Stored data →

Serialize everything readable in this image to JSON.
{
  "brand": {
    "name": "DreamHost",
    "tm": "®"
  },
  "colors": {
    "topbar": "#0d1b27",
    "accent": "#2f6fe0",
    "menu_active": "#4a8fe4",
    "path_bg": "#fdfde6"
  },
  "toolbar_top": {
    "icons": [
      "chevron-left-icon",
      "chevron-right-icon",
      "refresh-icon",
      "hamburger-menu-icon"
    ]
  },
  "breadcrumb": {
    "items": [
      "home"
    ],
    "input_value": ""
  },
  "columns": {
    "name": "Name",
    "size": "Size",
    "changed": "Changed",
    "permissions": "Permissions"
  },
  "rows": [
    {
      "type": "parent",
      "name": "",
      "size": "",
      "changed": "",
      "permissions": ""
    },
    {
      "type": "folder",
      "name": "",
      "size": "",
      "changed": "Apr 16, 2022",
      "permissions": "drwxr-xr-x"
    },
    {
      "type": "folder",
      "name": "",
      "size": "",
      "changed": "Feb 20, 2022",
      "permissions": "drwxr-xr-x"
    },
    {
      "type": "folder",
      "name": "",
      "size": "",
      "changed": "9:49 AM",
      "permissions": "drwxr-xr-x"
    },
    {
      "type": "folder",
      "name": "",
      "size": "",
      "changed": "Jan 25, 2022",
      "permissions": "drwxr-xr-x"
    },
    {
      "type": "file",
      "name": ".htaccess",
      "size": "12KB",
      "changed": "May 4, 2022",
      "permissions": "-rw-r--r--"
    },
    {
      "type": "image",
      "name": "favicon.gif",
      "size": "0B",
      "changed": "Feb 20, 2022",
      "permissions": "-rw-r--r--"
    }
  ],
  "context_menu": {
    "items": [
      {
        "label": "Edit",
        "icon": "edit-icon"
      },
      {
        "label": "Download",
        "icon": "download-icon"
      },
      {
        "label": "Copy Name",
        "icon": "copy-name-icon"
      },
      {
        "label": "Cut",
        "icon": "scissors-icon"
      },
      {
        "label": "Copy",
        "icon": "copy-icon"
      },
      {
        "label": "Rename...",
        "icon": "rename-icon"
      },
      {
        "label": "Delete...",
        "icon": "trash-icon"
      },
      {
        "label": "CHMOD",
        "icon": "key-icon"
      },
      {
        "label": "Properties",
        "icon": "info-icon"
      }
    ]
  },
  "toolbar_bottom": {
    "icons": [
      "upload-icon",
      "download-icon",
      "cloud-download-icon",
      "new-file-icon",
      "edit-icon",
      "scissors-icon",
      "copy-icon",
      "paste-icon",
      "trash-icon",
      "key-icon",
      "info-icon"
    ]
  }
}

What is expected → Extract all lines from the data in which "changed" is found.

Exercise answer →
    "changed": "Changed",
      "changed": "",
      "changed": "Apr 16, 2022",
      "changed": "Feb 20, 2022",
      "changed": "9:49 AM",
      "changed": "Jan 25, 2022",
      "changed": "May 4, 2022",
      "changed": "Feb 20, 2022",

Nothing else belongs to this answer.